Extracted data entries
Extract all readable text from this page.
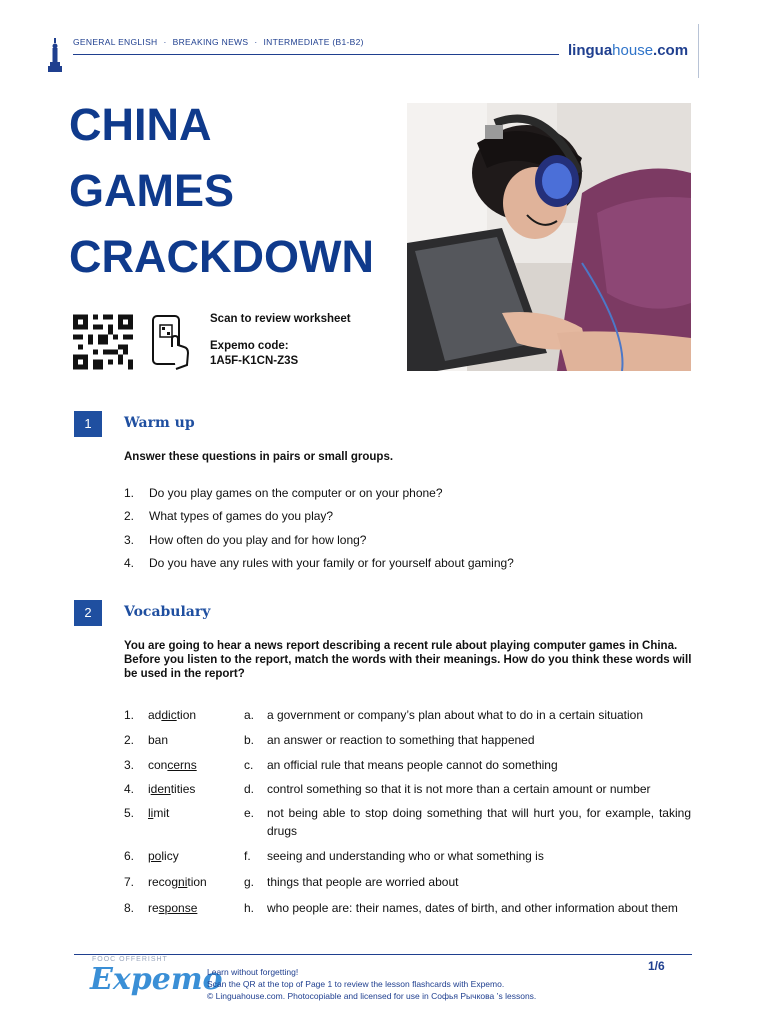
GENERAL ENGLISH · BREAKING NEWS · INTERMEDIATE (B1-B2)	linguahouse.com
CHINA
GAMES
CRACKDOWN
Scan to review worksheet
Expemo code:
1A5F-K1CN-Z3S
1	Warm up
Answer these questions in pairs or small groups.
1. Do you play games on the computer or on your phone?
2. What types of games do you play?
3. How often do you play and for how long?
4. Do you have any rules with your family or for yourself about gaming?
2	Vocabulary
You are going to hear a news report describing a recent rule about playing computer games in China. Before you listen to the report, match the words with their meanings. How do you think these words will be used in the report?
1.	addiction	a. a government or company’s plan about what to do in a certain situation
2.	ban	b. an answer or reaction to something that happened
3.	concerns	c. an official rule that means people cannot do something
4.	identities	d. control something so that it is not more than a certain amount or number
5.	limit	e. not being able to stop doing something that will hurt you, for example, taking drugs
6.	policy	f. seeing and understanding who or what something is
7.	recognition	g. things that people are worried about
8.	response	h. who people are: their names, dates of birth, and other information about them
FOOC OFFERISHT
Expemo
Learn without forgetting!
Scan the QR at the top of Page 1 to review the lesson flashcards with Expemo.
© Linguahouse.com. Photocopiable and licensed for use in Софья Рычкова ’s lessons.
1/6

▶ [What you are asked to do]: Quote each entry above verbatim and drop the pictures.

▶ [Worked solution]:
Extract all readable text from this page.
GENERAL ENGLISH · BREAKING NEWS · INTERMEDIATE (B1-B2)	linguahouse.com
CHINA
GAMES
CRACKDOWN
Scan to review worksheet
Expemo code:
1A5F-K1CN-Z3S
1	Warm up
Answer these questions in pairs or small groups.
1. Do you play games on the computer or on your phone?
2. What types of games do you play?
3. How often do you play and for how long?
4. Do you have any rules with your family or for yourself about gaming?
2	Vocabulary
You are going to hear a news report describing a recent rule about playing computer games in China. Before you listen to the report, match the words with their meanings. How do you think these words will be used in the report?
1.	addiction	a. a government or company’s plan about what to do in a certain situation
2.	ban	b. an answer or reaction to something that happened
3.	concerns	c. an official rule that means people cannot do something
4.	identities	d. control something so that it is not more than a certain amount or number
5.	limit	e. not being able to stop doing something that will hurt you, for example, taking drugs
6.	policy	f. seeing and understanding who or what something is
7.	recognition	g. things that people are worried about
8.	response	h. who people are: their names, dates of birth, and other information about them
FOOC OFFERISHT
Expemo
Learn without forgetting!
Scan the QR at the top of Page 1 to review the lesson flashcards with Expemo.
© Linguahouse.com. Photocopiable and licensed for use in Софья Рычкова ’s lessons.
1/6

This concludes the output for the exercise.